Repeat all of the material exactly as given.

(Data records)

--- Begin ---

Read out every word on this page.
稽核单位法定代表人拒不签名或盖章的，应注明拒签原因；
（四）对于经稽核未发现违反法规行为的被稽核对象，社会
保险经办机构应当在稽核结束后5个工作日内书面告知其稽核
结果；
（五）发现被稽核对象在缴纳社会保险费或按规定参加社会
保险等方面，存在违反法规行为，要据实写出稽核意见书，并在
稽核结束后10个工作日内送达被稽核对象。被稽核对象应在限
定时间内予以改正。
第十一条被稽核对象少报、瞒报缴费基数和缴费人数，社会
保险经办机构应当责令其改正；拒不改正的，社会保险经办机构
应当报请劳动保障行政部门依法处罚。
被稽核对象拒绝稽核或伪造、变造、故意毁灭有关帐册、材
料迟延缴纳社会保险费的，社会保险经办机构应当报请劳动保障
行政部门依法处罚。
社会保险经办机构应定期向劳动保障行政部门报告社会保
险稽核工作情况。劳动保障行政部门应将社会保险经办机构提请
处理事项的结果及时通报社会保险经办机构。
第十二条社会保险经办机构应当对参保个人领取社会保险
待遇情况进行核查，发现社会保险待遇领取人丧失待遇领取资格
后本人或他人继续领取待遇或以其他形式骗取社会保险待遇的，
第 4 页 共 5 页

--- End ---

SOLUTION FOR THIS EXERCISE:
Read out every word on this page.
稽核单位法定代表人拒不签名或盖章的，应注明拒签原因；
（四）对于经稽核未发现违反法规行为的被稽核对象，社会
保险经办机构应当在稽核结束后5个工作日内书面告知其稽核
结果；
（五）发现被稽核对象在缴纳社会保险费或按规定参加社会
保险等方面，存在违反法规行为，要据实写出稽核意见书，并在
稽核结束后10个工作日内送达被稽核对象。被稽核对象应在限
定时间内予以改正。
第十一条被稽核对象少报、瞒报缴费基数和缴费人数，社会
保险经办机构应当责令其改正；拒不改正的，社会保险经办机构
应当报请劳动保障行政部门依法处罚。
被稽核对象拒绝稽核或伪造、变造、故意毁灭有关帐册、材
料迟延缴纳社会保险费的，社会保险经办机构应当报请劳动保障
行政部门依法处罚。
社会保险经办机构应定期向劳动保障行政部门报告社会保
险稽核工作情况。劳动保障行政部门应将社会保险经办机构提请
处理事项的结果及时通报社会保险经办机构。
第十二条社会保险经办机构应当对参保个人领取社会保险
待遇情况进行核查，发现社会保险待遇领取人丧失待遇领取资格
后本人或他人继续领取待遇或以其他形式骗取社会保险待遇的，
第 4 页 共 5 页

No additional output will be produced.